=== WHAT IS REQUIRED ===
Can you transcribe every record below exactly as it appears?

=== RECORDS SUPPLIED ===
+ + + +

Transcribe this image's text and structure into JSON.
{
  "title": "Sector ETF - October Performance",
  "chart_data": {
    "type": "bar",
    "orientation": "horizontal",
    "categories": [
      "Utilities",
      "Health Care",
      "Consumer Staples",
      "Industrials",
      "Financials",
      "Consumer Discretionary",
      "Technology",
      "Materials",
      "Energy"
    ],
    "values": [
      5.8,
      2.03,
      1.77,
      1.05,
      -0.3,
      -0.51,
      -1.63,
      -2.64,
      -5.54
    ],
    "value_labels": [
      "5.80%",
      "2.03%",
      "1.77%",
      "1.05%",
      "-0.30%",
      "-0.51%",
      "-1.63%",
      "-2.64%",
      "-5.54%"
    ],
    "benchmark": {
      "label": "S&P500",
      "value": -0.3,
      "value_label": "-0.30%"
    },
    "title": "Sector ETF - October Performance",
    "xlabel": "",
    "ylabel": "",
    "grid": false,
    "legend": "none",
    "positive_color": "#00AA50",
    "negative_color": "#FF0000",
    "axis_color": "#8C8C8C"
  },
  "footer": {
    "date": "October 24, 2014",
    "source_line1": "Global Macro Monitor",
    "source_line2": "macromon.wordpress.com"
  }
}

+ + + +

=== SOLUTION BELOW ===
Transcribe this image's text and structure into JSON.
{
  "title": "Sector ETF - October Performance",
  "chart_data": {
    "type": "bar",
    "orientation": "horizontal",
    "categories": [
      "Utilities",
      "Health Care",
      "Consumer Staples",
      "Industrials",
      "Financials",
      "Consumer Discretionary",
      "Technology",
      "Materials",
      "Energy"
    ],
    "values": [
      5.8,
      2.03,
      1.77,
      1.05,
      -0.3,
      -0.51,
      -1.63,
      -2.64,
      -5.54
    ],
    "value_labels": [
      "5.80%",
      "2.03%",
      "1.77%",
      "1.05%",
      "-0.30%",
      "-0.51%",
      "-1.63%",
      "-2.64%",
      "-5.54%"
    ],
    "benchmark": {
      "label": "S&P500",
      "value": -0.3,
      "value_label": "-0.30%"
    },
    "title": "Sector ETF - October Performance",
    "xlabel": "",
    "ylabel": "",
    "grid": false,
    "legend": "none",
    "positive_color": "#00AA50",
    "negative_color": "#FF0000",
    "axis_color": "#8C8C8C"
  },
  "footer": {
    "date": "October 24, 2014",
    "source_line1": "Global Macro Monitor",
    "source_line2": "macromon.wordpress.com"
  }
}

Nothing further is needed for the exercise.